Job: Gather the lines that hold the string "WhatsApp".

--- start of Records for the exercise ---

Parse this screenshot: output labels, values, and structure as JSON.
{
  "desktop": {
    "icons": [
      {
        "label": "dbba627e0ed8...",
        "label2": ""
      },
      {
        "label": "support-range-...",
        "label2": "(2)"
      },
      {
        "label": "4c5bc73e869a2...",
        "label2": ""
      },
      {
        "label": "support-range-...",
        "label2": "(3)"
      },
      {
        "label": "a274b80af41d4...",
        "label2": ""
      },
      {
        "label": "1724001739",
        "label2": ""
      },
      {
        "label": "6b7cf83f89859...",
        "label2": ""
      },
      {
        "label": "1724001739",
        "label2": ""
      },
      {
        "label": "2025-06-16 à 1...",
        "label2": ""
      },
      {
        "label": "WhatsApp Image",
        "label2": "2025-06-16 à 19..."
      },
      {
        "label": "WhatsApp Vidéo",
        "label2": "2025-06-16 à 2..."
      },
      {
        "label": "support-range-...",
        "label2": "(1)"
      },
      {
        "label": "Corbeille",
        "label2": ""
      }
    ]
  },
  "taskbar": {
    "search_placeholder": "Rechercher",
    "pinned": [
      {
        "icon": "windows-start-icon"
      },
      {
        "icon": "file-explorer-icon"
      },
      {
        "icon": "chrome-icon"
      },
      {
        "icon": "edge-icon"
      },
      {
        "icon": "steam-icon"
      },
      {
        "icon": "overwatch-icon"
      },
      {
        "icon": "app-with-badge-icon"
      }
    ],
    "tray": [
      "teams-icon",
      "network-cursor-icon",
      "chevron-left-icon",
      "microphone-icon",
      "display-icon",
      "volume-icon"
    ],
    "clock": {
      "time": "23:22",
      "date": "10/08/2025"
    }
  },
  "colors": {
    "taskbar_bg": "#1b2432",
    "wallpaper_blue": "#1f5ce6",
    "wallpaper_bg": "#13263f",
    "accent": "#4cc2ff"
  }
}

--- end of Records for the exercise ---

Reply:
        "label": "WhatsApp Image",
        "label": "WhatsApp Vidéo",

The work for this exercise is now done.